## RECORDS SHOWN
============
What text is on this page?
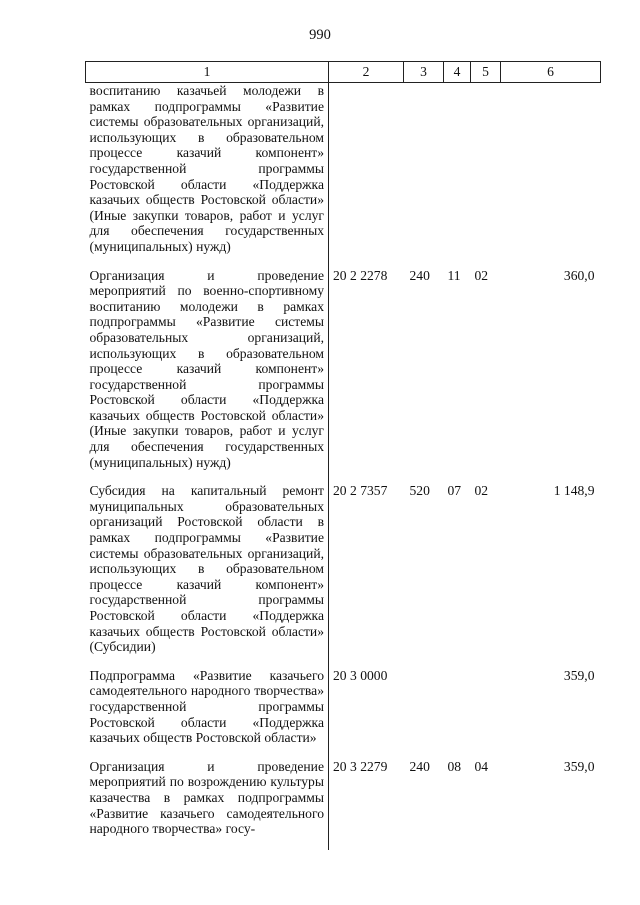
990
1	2	3	4	5	6
воспитанию казачьей молодежи в рамках подпрограммы «Развитие системы образовательных организаций, использующих в образовательном процессе казачий компонент» государственной программы Ростовской области «Поддержка казачьих обществ Ростовской области» (Иные закупки товаров, работ и услуг для обеспечения государственных (муниципальных) нужд)					
Организация и проведение мероприятий по военно-спортивному воспитанию молодежи в рамках подпрограммы «Развитие системы образовательных организаций, использующих в образовательном процессе казачий компонент» государственной программы Ростовской области «Поддержка казачьих обществ Ростовской области» (Иные закупки товаров, работ и услуг для обеспечения государственных (муниципальных) нужд)	20 2 2278	240	11	02	360,0
Субсидия на капитальный ремонт муниципальных образовательных организаций Ростовской области в рамках подпрограммы «Развитие системы образовательных организаций, использующих в образовательном процессе казачий компонент» государственной программы Ростовской области «Поддержка казачьих обществ Ростовской области» (Субсидии)	20 2 7357	520	07	02	1 148,9
Подпрограмма «Развитие казачьего самодеятельного народного творчества» государственной программы Ростовской области «Поддержка казачьих обществ Ростовской области»	20 3 0000				359,0
Организация и проведение мероприятий по возрождению культуры казачества в рамках подпрограммы «Развитие казачьего самодеятельного народного творчества» госу-	20 3 2279	240	08	04	359,0
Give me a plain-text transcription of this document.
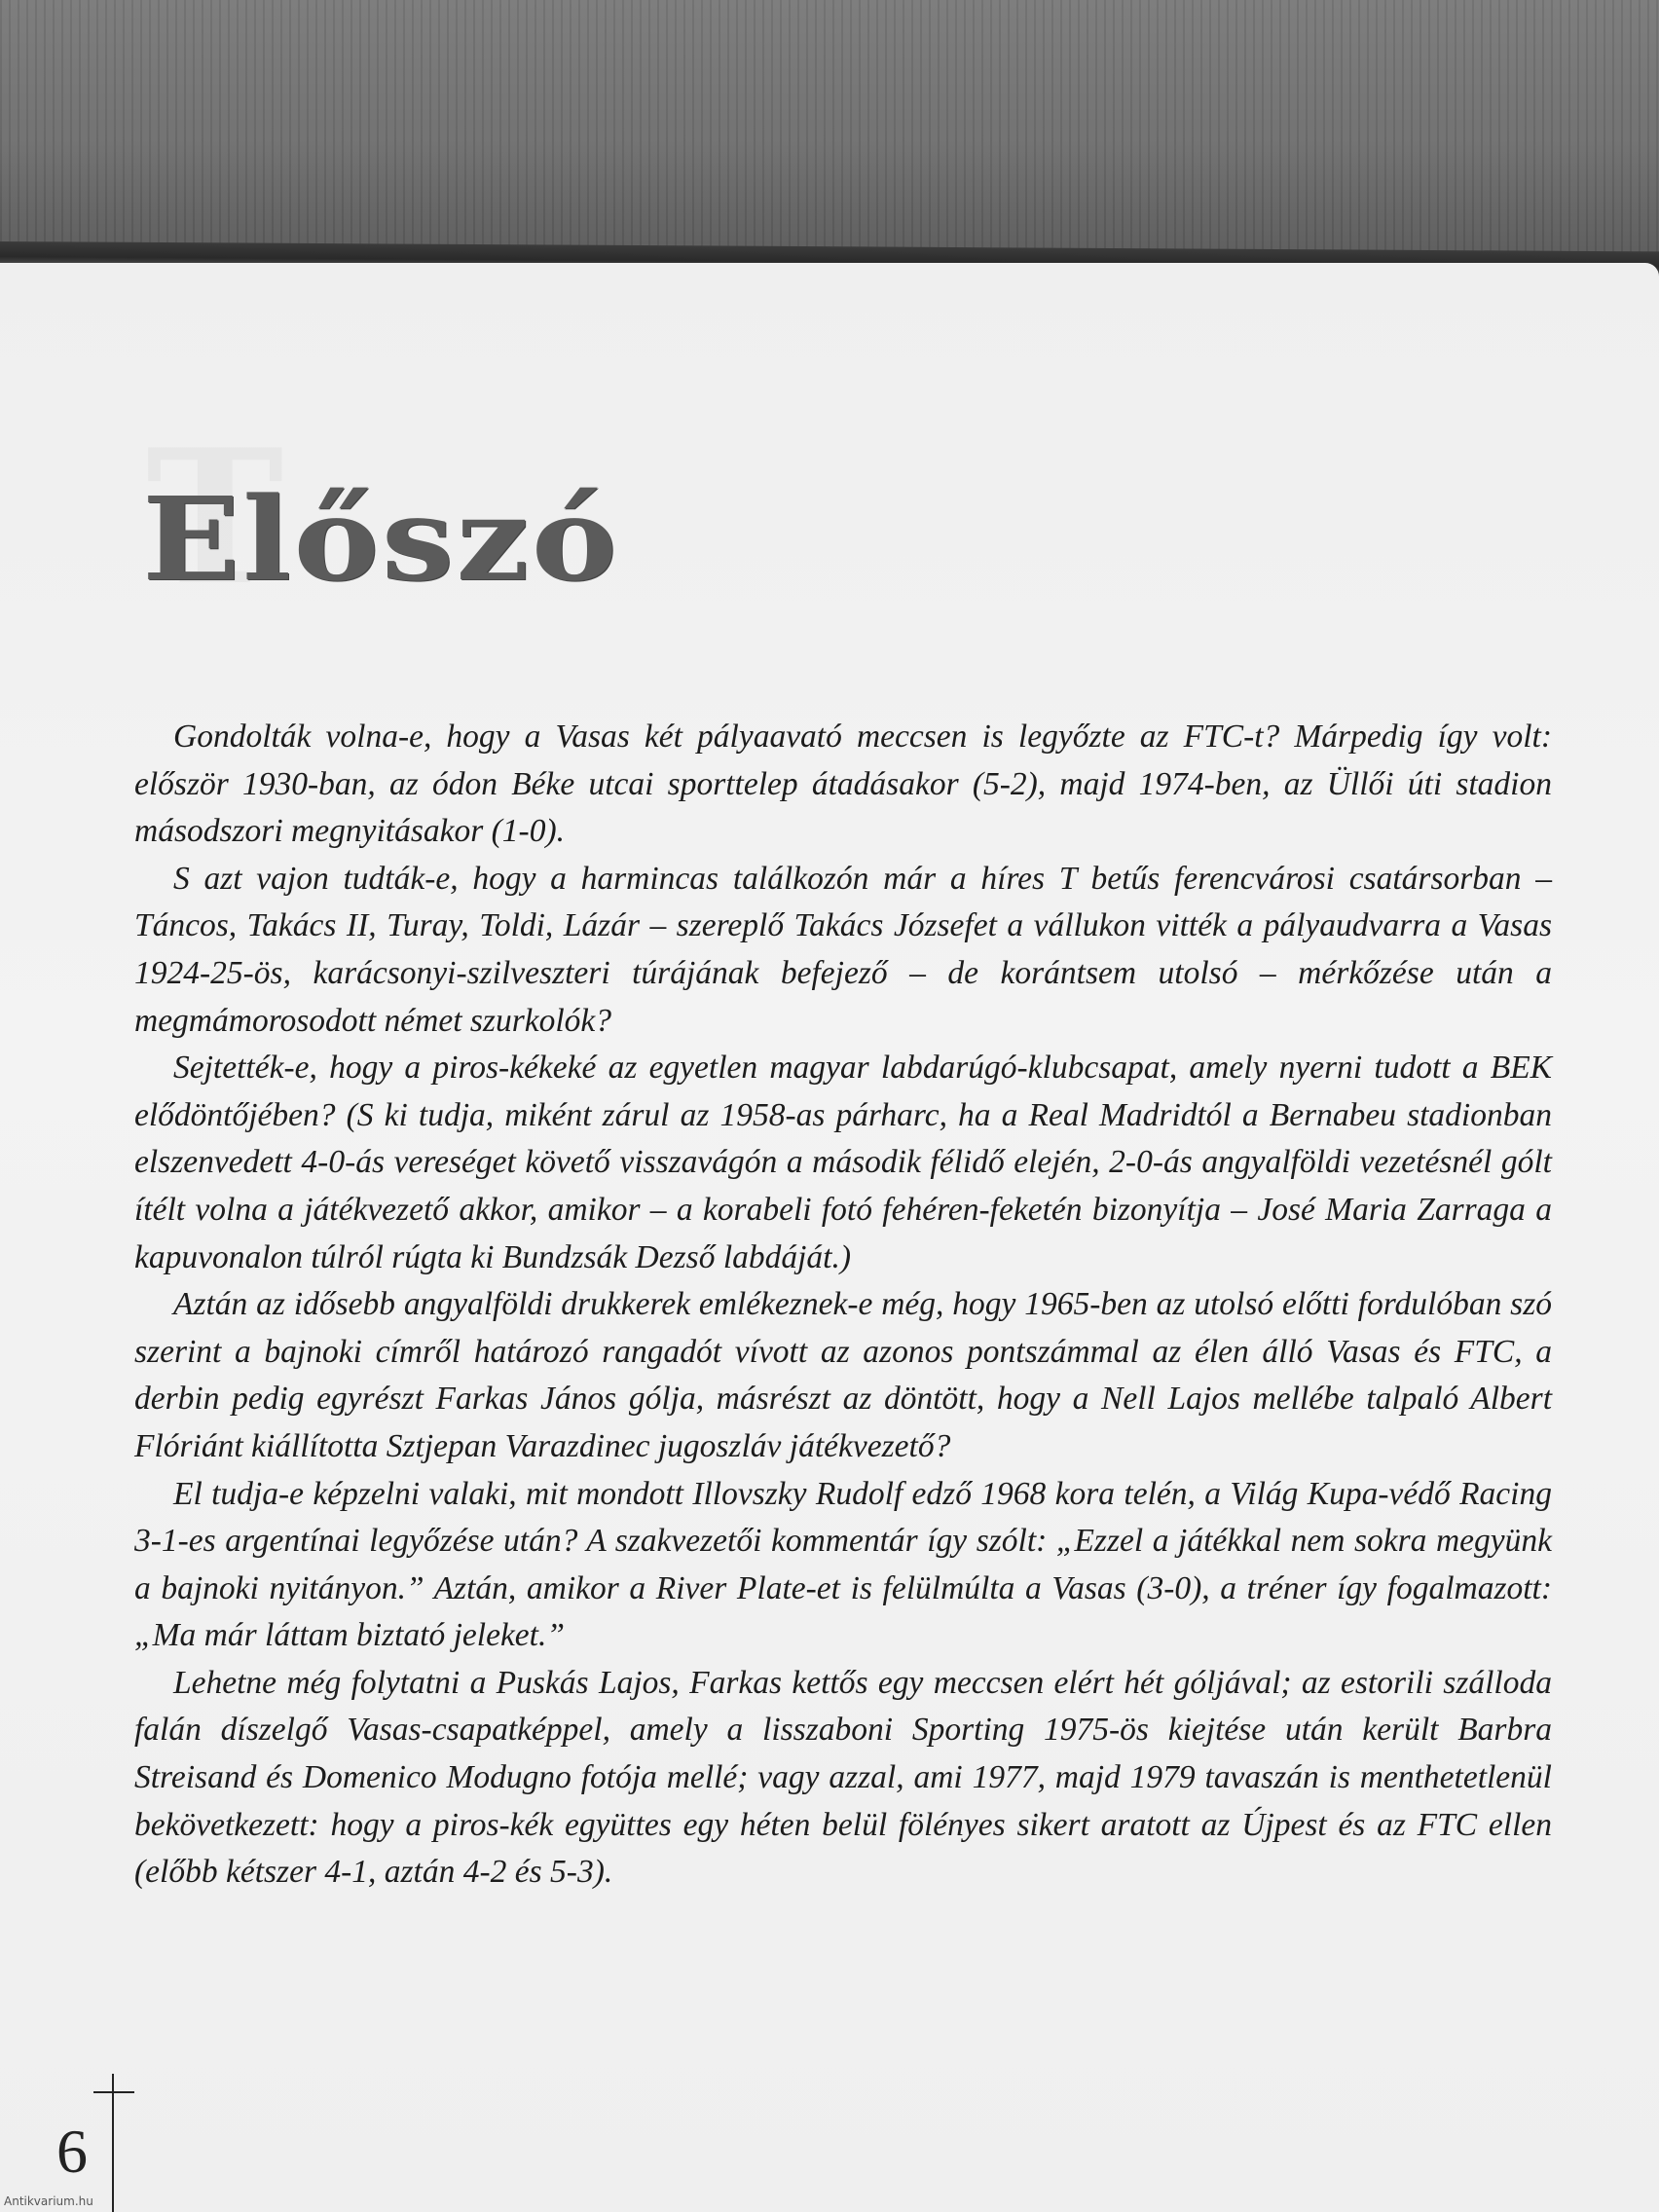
Előszó

Gondolták volna-e, hogy a Vasas két pályaavató meccsen is legyőzte az FTC-t? Márpedig így volt: először 1930-ban, az ódon Béke utcai sporttelep átadásakor (5-2), majd 1974-ben, az Üllői úti stadion másodszori megnyitásakor (1-0).

S azt vajon tudták-e, hogy a harmincas találkozón már a híres T betűs ferencvárosi csatársorban – Táncos, Takács II, Turay, Toldi, Lázár – szereplő Takács Józsefet a vállukon vitték a pályaudvarra a Vasas 1924-25-ös, karácsonyi-szilveszteri túrájának befejező – de korántsem utolsó – mérkőzése után a megmámorosodott német szurkolók?

Sejtették-e, hogy a piros-kékeké az egyetlen magyar labdarúgó-klubcsapat, amely nyerni tudott a BEK elődöntőjében? (S ki tudja, miként zárul az 1958-as párharc, ha a Real Madridtól a Bernabeu stadionban elszenvedett 4-0-ás vereséget követő visszavágón a második félidő elején, 2-0-ás angyalföldi vezetésnél gólt ítélt volna a játékvezető akkor, amikor – a korabeli fotó fehéren-feketén bizonyítja – José Maria Zarraga a kapuvonalon túlról rúgta ki Bundzsák Dezső labdáját.)

Aztán az idősebb angyalföldi drukkerek emlékeznek-e még, hogy 1965-ben az utolsó előtti fordulóban szó szerint a bajnoki címről határozó rangadót vívott az azonos pontszámmal az élen álló Vasas és FTC, a derbin pedig egyrészt Farkas János gólja, másrészt az döntött, hogy a Nell Lajos mellébe talpaló Albert Flóriánt kiállította Sztjepan Varazdinec jugoszláv játékvezető?

El tudja-e képzelni valaki, mit mondott Illovszky Rudolf edző 1968 kora telén, a Világ Kupa-védő Racing 3-1-es argentínai legyőzése után? A szakvezetői kommentár így szólt: „Ezzel a játékkal nem sokra megyünk a bajnoki nyitányon.” Aztán, amikor a River Plate-et is felülmúlta a Vasas (3-0), a tréner így fogalmazott: „Ma már láttam biztató jeleket.”

Lehetne még folytatni a Puskás Lajos, Farkas kettős egy meccsen elért hét góljával; az estorili szálloda falán díszelgő Vasas-csapatképpel, amely a lisszaboni Sporting 1975-ös kiejtése után került Barbra Streisand és Domenico Modugno fotója mellé; vagy azzal, ami 1977, majd 1979 tavaszán is menthetetlenül bekövetkezett: hogy a piros-kék együttes egy héten belül fölényes sikert aratott az Újpest és az FTC ellen (előbb kétszer 4-1, aztán 4-2 és 5-3).

6
Antikvarium.hu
============
## YOUR OBJECTIVE
Give all the entries again exactly, dropping each picture.

## PROBLEM SOLUTION
What text is on this page?
990
1	2	3	4	5	6
воспитанию казачьей молодежи в рамках подпрограммы «Развитие системы образовательных организаций, использующих в образовательном процессе казачий компонент» государственной программы Ростовской области «Поддержка казачьих обществ Ростовской области» (Иные закупки товаров, работ и услуг для обеспечения государственных (муниципальных) нужд)					
Организация и проведение мероприятий по военно-спортивному воспитанию молодежи в рамках подпрограммы «Развитие системы образовательных организаций, использующих в образовательном процессе казачий компонент» государственной программы Ростовской области «Поддержка казачьих обществ Ростовской области» (Иные закупки товаров, работ и услуг для обеспечения государственных (муниципальных) нужд)	20 2 2278	240	11	02	360,0
Субсидия на капитальный ремонт муниципальных образовательных организаций Ростовской области в рамках подпрограммы «Развитие системы образовательных организаций, использующих в образовательном процессе казачий компонент» государственной программы Ростовской области «Поддержка казачьих обществ Ростовской области» (Субсидии)	20 2 7357	520	07	02	1 148,9
Подпрограмма «Развитие казачьего самодеятельного народного творчества» государственной программы Ростовской области «Поддержка казачьих обществ Ростовской области»	20 3 0000				359,0
Организация и проведение мероприятий по возрождению культуры казачества в рамках подпрограммы «Развитие казачьего самодеятельного народного творчества» госу-	20 3 2279	240	08	04	359,0
Give me a plain-text transcription of this document.
Előszó

Gondolták volna-e, hogy a Vasas két pályaavató meccsen is legyőzte az FTC-t? Márpedig így volt: először 1930-ban, az ódon Béke utcai sporttelep átadásakor (5-2), majd 1974-ben, az Üllői úti stadion másodszori megnyitásakor (1-0).

S azt vajon tudták-e, hogy a harmincas találkozón már a híres T betűs ferencvárosi csatársorban – Táncos, Takács II, Turay, Toldi, Lázár – szereplő Takács Józsefet a vállukon vitték a pályaudvarra a Vasas 1924-25-ös, karácsonyi-szilveszteri túrájának befejező – de korántsem utolsó – mérkőzése után a megmámorosodott német szurkolók?

Sejtették-e, hogy a piros-kékeké az egyetlen magyar labdarúgó-klubcsapat, amely nyerni tudott a BEK elődöntőjében? (S ki tudja, miként zárul az 1958-as párharc, ha a Real Madridtól a Bernabeu stadionban elszenvedett 4-0-ás vereséget követő visszavágón a második félidő elején, 2-0-ás angyalföldi vezetésnél gólt ítélt volna a játékvezető akkor, amikor – a korabeli fotó fehéren-feketén bizonyítja – José Maria Zarraga a kapuvonalon túlról rúgta ki Bundzsák Dezső labdáját.)

Aztán az idősebb angyalföldi drukkerek emlékeznek-e még, hogy 1965-ben az utolsó előtti fordulóban szó szerint a bajnoki címről határozó rangadót vívott az azonos pontszámmal az élen álló Vasas és FTC, a derbin pedig egyrészt Farkas János gólja, másrészt az döntött, hogy a Nell Lajos mellébe talpaló Albert Flóriánt kiállította Sztjepan Varazdinec jugoszláv játékvezető?

El tudja-e képzelni valaki, mit mondott Illovszky Rudolf edző 1968 kora telén, a Világ Kupa-védő Racing 3-1-es argentínai legyőzése után? A szakvezetői kommentár így szólt: „Ezzel a játékkal nem sokra megyünk a bajnoki nyitányon.” Aztán, amikor a River Plate-et is felülmúlta a Vasas (3-0), a tréner így fogalmazott: „Ma már láttam biztató jeleket.”

Lehetne még folytatni a Puskás Lajos, Farkas kettős egy meccsen elért hét góljával; az estorili szálloda falán díszelgő Vasas-csapatképpel, amely a lisszaboni Sporting 1975-ös kiejtése után került Barbra Streisand és Domenico Modugno fotója mellé; vagy azzal, ami 1977, majd 1979 tavaszán is menthetetlenül bekövetkezett: hogy a piros-kék együttes egy héten belül fölényes sikert aratott az Újpest és az FTC ellen (előbb kétszer 4-1, aztán 4-2 és 5-3).

6
Antikvarium.hu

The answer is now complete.